── Page excerpt ──
Ten Steps to Starting a Self-Care Practice – Part 1

I work as a Reiki Practitioner and Yoga Teacher, but lately, it seems like my job description has been, “Person Who Tries to Convince People to Take Care of Themselves.”  I often find myself running into people who treat everyone else better than they treat themselves.

Not surprisingly, these are the people who are wilting—failing to thrive—they are suffering from stress related illnesses and in need of healing.  This is how they end up with me.  They deny themselves until they get to the point where they can’t go any further without professional help.

It’s not that I don’t like having clients, and it’s not that I don’t enjoy helping the people that I see.  I adore every person who has ever come to see me and because of that, it pains me to see how far gone they let themselves get before they act.

I know that self-care feels like extra work.  It’s another pull on your time and energy.  I get it.  It’s also a skill that you develop, like anything else.  The more you do it, the easier it becomes.

Here are first few steps on how you can start a new self-care routine:

1. Make it a priority

Your first priority should always be you.  It may seem like other things should be a higher priority, but think of it this way—you can’t offer anyone your best self until you become your best self.  As long as you are denying you, you are denying the world your best self.  And yes, I do recommend completely turning your life upside-down if necessary.  There is only one you; make the most of what you have.
───
── Dataset excerpt ──
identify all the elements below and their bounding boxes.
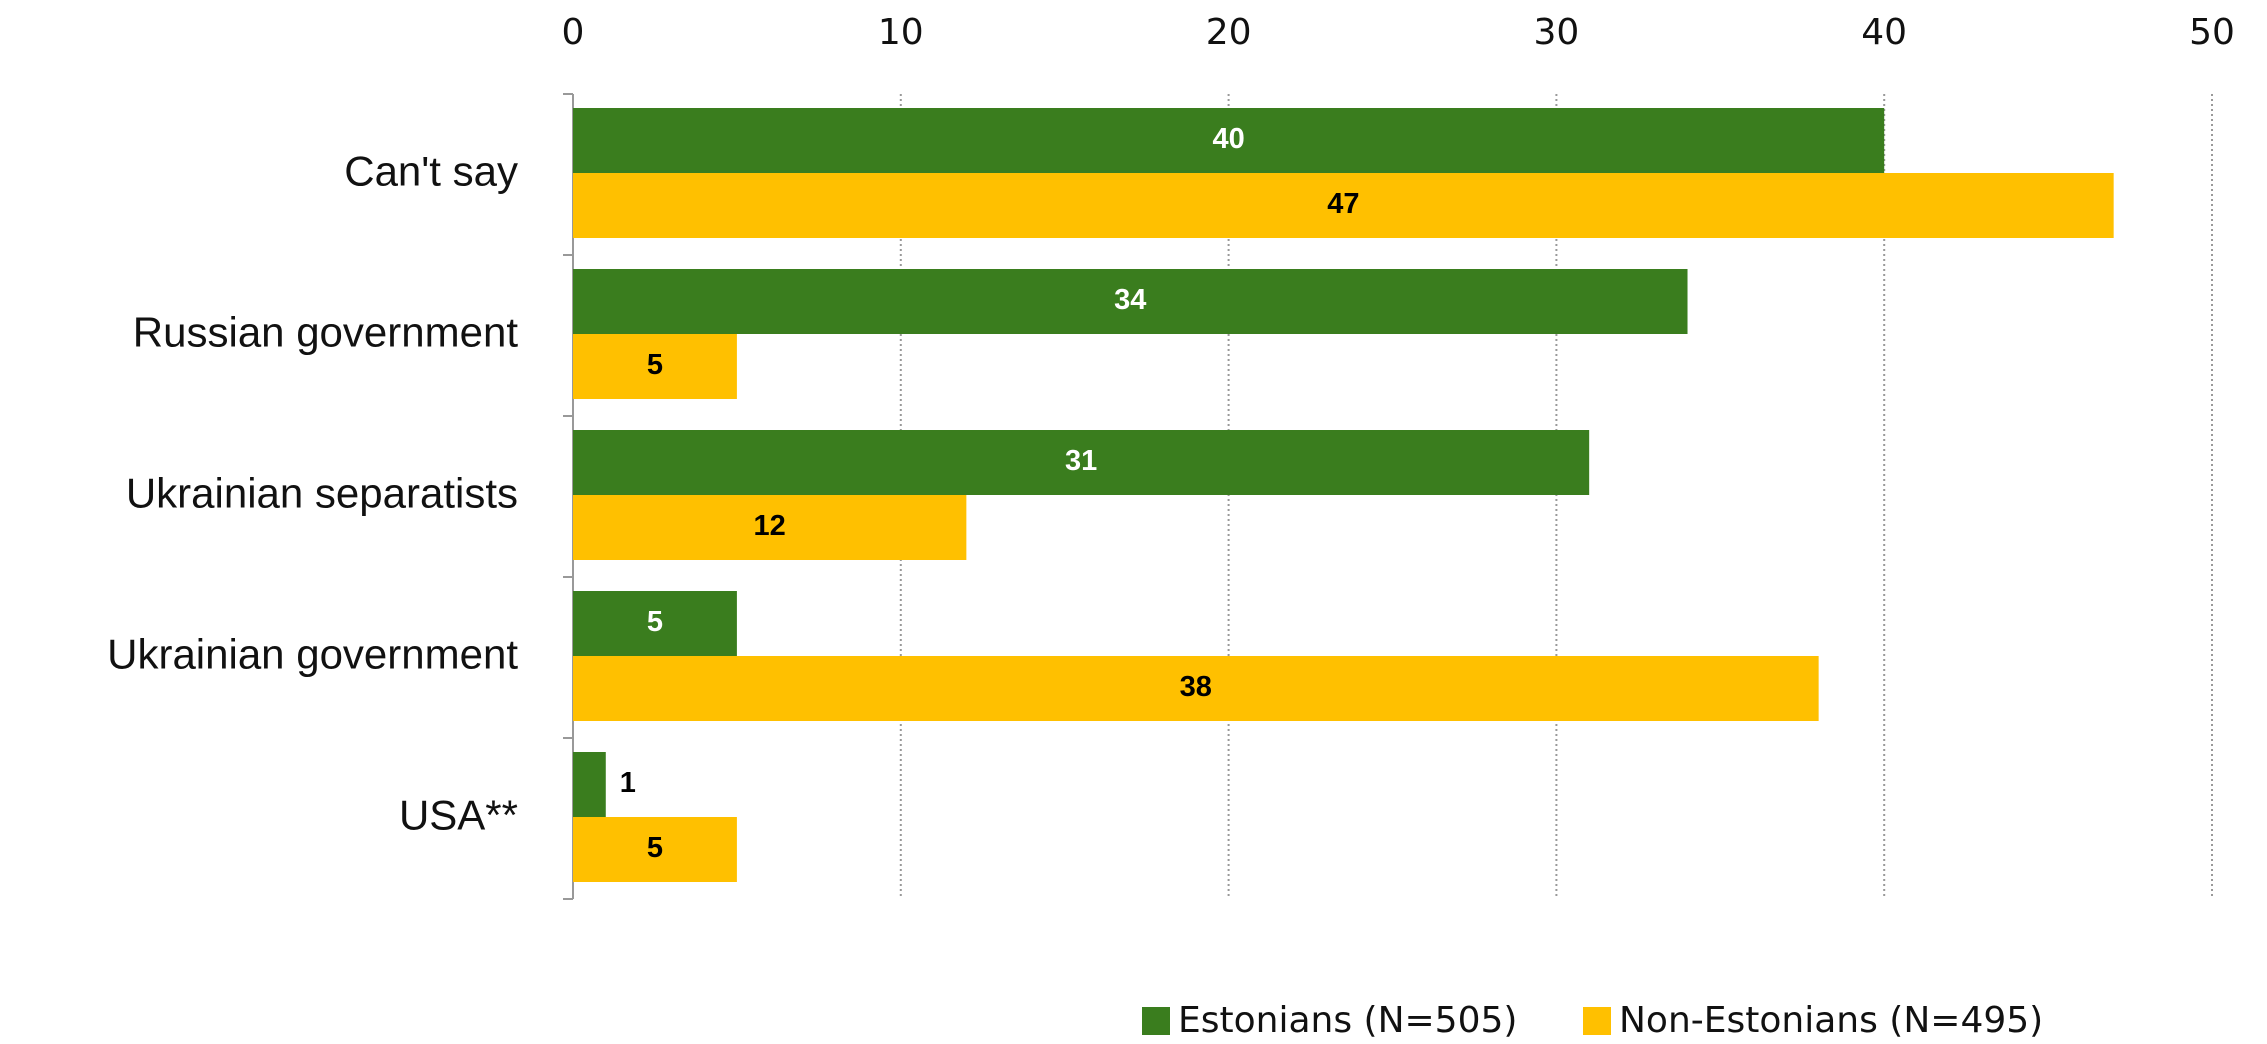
───
(Aim 1): Reproduce the passage of the self-care article between "Here are first" and "what you have.", inclusive.
(Aim 2): Carry on the self-care article from the point where it stops.
The data was taken from a different source than the self-care text.

(Task result 1):
Here are first few steps on how you can start a new self-care routine:

1. Make it a priority

Your first priority should always be you.  It may seem like other things should be a higher priority, but think of it this way—you can’t offer anyone your best self until you become your best self.  As long as you are denying you, you are denying the world your best self.  And yes, I do recommend completely turning your life upside-down if necessary.  There is only one you; make the most of what you have.

(Task result 2):
2. Plan for it

In this world of constant distractions, interruptions and requests, if you don’t consciously make a plan, it will never happen.  There was a time when humans were naturally faced with the question of self-care because of lack of easily accessible distractions.  We were forced to sit with ourselves while taking trains, standing in long lines, walking to destinations or merely sitting alone in our rooms without the convenient distraction of tablets, laptops, phones and TVs.  Because of the possibility of constant connectivity, it has become the general expectation that you always be available to your friends, family and boss.  Given this climate, self-care time needs to be planned.

3. Find the things that work

Journaling Man

When we hear the term “self-care” we conjure up images of old Calgon commercials and reading cheezy romance novels on the beach.  In actuality, it means different things to different people.  It could mean a hot bath.  It could mean a Yoga class.  It could mean starting a journal.  It could mean going for a run or taking a nap.  It could mean a Reiki session.  It could mean saying to your husband/wife/partner/kids, “Feed yourselves tonight, I’m going for a walk.”  It could mean all of those things or none of those things.

Ask yourself what feeds your soul.  Even if you don’t believe in souls, you probably have some idea of what this means—you feel like you’re being fed on some internal, basic level.  If you don’t know, try this: Sit down in a quiet spot somewhere, take a few deep breaths and relax.  When you reach a state of calm openness, then pose the question to yourself.  The fear of judgment will probably arise, but give yourself permission to have free reign on that question.  After all, no one needs to know the answers but you.  Ask yourself this question often because what fed you yesterday may not feed you today.

This a two part series and part 2 can be found by clicking here.

A whole new self-care regimen takes time and contemplation to start.  The first three steps, require a bit of effort and patience.  I know that patience is hard to come by.  But, the things that help us the most are the things that require an Investment of time.  You will reap the rewards in the future.

Do you have any self-care rituals now?  Is there anything that feeds you on a basic level that you find surprising?  Tell us below!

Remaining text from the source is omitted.